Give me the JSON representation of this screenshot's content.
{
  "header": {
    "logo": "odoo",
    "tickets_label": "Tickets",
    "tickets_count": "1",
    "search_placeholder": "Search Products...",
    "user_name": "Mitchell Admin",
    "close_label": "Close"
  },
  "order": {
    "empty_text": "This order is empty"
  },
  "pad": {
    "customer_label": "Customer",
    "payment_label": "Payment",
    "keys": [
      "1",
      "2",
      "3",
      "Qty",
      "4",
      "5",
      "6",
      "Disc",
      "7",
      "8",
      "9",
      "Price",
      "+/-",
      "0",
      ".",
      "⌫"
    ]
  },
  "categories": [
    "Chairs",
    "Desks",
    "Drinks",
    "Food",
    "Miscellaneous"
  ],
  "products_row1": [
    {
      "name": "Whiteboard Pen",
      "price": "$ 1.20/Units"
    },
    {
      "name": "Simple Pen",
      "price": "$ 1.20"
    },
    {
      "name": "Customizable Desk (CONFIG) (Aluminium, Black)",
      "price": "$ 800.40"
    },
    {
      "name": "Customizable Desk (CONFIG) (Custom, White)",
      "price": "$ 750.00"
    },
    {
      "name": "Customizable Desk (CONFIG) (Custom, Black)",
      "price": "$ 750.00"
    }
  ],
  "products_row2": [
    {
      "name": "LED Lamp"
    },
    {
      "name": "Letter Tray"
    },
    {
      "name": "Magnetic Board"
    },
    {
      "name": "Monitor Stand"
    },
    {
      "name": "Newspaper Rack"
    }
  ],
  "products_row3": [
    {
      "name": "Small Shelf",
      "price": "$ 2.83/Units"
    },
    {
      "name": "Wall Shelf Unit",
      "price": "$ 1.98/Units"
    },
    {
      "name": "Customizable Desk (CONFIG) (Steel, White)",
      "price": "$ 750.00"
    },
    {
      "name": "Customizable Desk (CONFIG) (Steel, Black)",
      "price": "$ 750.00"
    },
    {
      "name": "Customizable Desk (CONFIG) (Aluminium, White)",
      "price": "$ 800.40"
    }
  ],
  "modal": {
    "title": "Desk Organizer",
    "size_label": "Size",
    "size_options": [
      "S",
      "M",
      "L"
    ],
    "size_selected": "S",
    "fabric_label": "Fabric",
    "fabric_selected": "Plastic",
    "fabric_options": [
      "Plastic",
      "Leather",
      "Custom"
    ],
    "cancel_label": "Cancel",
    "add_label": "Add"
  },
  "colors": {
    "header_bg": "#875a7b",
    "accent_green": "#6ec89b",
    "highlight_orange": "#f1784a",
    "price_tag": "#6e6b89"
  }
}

- **CHALLENGE**
In the listing above, find each line with the word "CONFIG" and copy it.

- **ANSWER BELOW**
      "name": "Customizable Desk (CONFIG) (Aluminium, Black)",
      "name": "Customizable Desk (CONFIG) (Custom, White)",
      "name": "Customizable Desk (CONFIG) (Custom, Black)",
      "name": "Customizable Desk (CONFIG) (Steel, White)",
      "name": "Customizable Desk (CONFIG) (Steel, Black)",
      "name": "Customizable Desk (CONFIG) (Aluminium, White)",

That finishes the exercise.